- [Exercise brief]:
Rewrite the data below in full, replacing every occurrence of "x-tick-label" with "year-label" and leaving everything else unchanged. Omit the picture from your answer.

- [Information provided]:
═══

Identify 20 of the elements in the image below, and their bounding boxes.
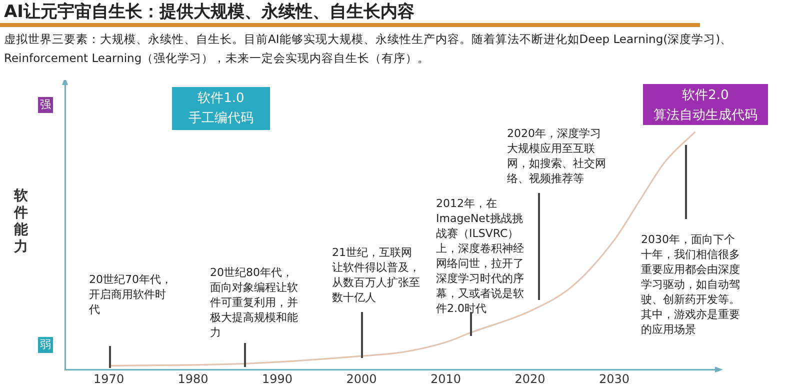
x-tick-label: 2010 bbox=[430, 372, 462, 386]
x-tick-label: 1980 bbox=[178, 372, 208, 386]
chart-title: AI让元宇宙自生长：提供大规模、永续性、自生长内容 bbox=[4, 1, 414, 23]
x-tick-label: 2000 bbox=[346, 372, 377, 386]
annotation: 20世纪70年代，开启商用软件时代 bbox=[89, 272, 173, 317]
x-tick-label: 2020 bbox=[514, 372, 546, 386]
chart-subtitle: 虚拟世界三要素：大规模、永续性、自生长。目前AI能够实现大规模、永续性生产内容。随着算法不断进化如Deep Learning(深度学习)、Reinforcement Learning（强化学习），未来一定会实现内容自生长（有序）。 bbox=[4, 31, 734, 67]
annotation: 20世纪80年代，面向对象编程让软件可重复利用，并极大提高规模和能力 bbox=[210, 265, 299, 340]
annotation: 2030年，面向下个十年，我们相信很多重要应用都会由深度学习驱动，如自动驾驶、创新药开发等。其中，游戏亦是重要的应用场景 bbox=[641, 232, 741, 337]
x-tick-label: 2030 bbox=[598, 372, 630, 386]
text: 强 bbox=[38, 97, 53, 113]
annotation: 2012年，在ImageNet挑战挑战赛（ILSVRC）上，深度卷积神经网络问世，拉开了深度学习时代的序幕，又或者说是软件2.0时代 bbox=[436, 196, 524, 316]
text: 弱 bbox=[38, 337, 53, 353]
y-axis-title: 软件能力 bbox=[12, 188, 29, 256]
x-tick-label: 1990 bbox=[262, 372, 293, 386]
annotation: 21世纪，互联网让软件得以普及，从数百万人扩张至数十亿人 bbox=[332, 245, 421, 305]
text: 软件2.0 算法自动生成代码 bbox=[643, 84, 768, 125]
text: 软件1.0 手工编代码 bbox=[172, 87, 270, 130]
annotation: 2020年，深度学习大规模应用至互联网，如搜索、社交网络、视频推荐等 bbox=[507, 126, 607, 186]
x-tick-label: 1970 bbox=[94, 372, 124, 386]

═══

- [Correct output]:
Identify 20 of the elements in the image below, and their bounding boxes.
year-label: 2010 bbox=[430, 372, 462, 386]
year-label: 1980 bbox=[178, 372, 208, 386]
chart-title: AI让元宇宙自生长：提供大规模、永续性、自生长内容 bbox=[4, 1, 414, 23]
year-label: 2000 bbox=[346, 372, 377, 386]
annotation: 20世纪70年代，开启商用软件时代 bbox=[89, 272, 173, 317]
year-label: 2020 bbox=[514, 372, 546, 386]
chart-subtitle: 虚拟世界三要素：大规模、永续性、自生长。目前AI能够实现大规模、永续性生产内容。随着算法不断进化如Deep Learning(深度学习)、Reinforcement Learning（强化学习），未来一定会实现内容自生长（有序）。 bbox=[4, 31, 734, 67]
annotation: 20世纪80年代，面向对象编程让软件可重复利用，并极大提高规模和能力 bbox=[210, 265, 299, 340]
annotation: 2030年，面向下个十年，我们相信很多重要应用都会由深度学习驱动，如自动驾驶、创新药开发等。其中，游戏亦是重要的应用场景 bbox=[641, 232, 741, 337]
year-label: 2030 bbox=[598, 372, 630, 386]
text: 强 bbox=[38, 97, 53, 113]
annotation: 2012年，在ImageNet挑战挑战赛（ILSVRC）上，深度卷积神经网络问世，拉开了深度学习时代的序幕，又或者说是软件2.0时代 bbox=[436, 196, 524, 316]
text: 弱 bbox=[38, 337, 53, 353]
y-axis-title: 软件能力 bbox=[12, 188, 29, 256]
year-label: 1990 bbox=[262, 372, 293, 386]
annotation: 21世纪，互联网让软件得以普及，从数百万人扩张至数十亿人 bbox=[332, 245, 421, 305]
text: 软件2.0 算法自动生成代码 bbox=[643, 84, 768, 125]
text: 软件1.0 手工编代码 bbox=[172, 87, 270, 130]
annotation: 2020年，深度学习大规模应用至互联网，如搜索、社交网络、视频推荐等 bbox=[507, 126, 607, 186]
year-label: 1970 bbox=[94, 372, 124, 386]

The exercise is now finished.